● **PROBLEM REQUIREMENTS**: In the material below, list every line carrying the string "data".

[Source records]
— Begin —
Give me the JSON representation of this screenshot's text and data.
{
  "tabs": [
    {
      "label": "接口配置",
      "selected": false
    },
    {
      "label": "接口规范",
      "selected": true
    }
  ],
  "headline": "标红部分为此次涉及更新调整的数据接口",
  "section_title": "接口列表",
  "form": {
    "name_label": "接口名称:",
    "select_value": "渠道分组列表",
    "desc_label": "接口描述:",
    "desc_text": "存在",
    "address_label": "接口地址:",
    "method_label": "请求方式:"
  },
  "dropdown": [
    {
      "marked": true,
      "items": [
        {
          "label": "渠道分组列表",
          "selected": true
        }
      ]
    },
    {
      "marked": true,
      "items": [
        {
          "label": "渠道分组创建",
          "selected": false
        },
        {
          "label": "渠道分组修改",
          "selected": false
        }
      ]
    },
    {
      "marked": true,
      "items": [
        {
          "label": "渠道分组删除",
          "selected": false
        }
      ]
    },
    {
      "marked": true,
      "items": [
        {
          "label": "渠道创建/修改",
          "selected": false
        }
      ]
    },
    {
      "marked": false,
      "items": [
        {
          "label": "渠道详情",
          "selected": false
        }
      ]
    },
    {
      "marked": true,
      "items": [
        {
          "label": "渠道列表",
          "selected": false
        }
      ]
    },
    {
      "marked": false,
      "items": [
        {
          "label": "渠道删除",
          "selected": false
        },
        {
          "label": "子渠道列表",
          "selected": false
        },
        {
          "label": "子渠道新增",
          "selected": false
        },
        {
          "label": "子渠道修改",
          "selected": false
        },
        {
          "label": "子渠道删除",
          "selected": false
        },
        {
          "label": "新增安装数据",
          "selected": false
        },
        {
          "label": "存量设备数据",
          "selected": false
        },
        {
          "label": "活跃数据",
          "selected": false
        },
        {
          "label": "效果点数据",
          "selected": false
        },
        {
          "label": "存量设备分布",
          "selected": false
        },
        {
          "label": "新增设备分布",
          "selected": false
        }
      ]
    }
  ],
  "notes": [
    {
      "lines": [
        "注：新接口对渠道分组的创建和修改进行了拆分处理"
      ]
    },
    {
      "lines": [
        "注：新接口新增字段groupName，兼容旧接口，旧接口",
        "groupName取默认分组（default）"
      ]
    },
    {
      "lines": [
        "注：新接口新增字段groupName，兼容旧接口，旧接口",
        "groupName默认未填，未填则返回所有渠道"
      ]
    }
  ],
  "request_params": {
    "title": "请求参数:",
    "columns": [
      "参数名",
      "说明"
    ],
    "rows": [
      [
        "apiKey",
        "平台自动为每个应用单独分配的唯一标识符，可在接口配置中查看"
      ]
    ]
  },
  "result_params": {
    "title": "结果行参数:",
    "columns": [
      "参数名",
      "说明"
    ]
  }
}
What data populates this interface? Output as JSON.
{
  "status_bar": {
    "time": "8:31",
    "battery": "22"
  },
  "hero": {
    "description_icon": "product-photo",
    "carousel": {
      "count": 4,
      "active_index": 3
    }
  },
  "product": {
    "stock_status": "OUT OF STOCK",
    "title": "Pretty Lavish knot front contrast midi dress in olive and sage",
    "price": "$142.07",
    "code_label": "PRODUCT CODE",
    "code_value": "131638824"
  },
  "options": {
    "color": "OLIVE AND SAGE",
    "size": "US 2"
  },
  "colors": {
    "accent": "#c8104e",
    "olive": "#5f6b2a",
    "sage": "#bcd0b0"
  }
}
— End —
● **COMPLETE RESPONSE**:
Give me the JSON representation of this screenshot's text and data.
What data populates this interface? Output as JSON.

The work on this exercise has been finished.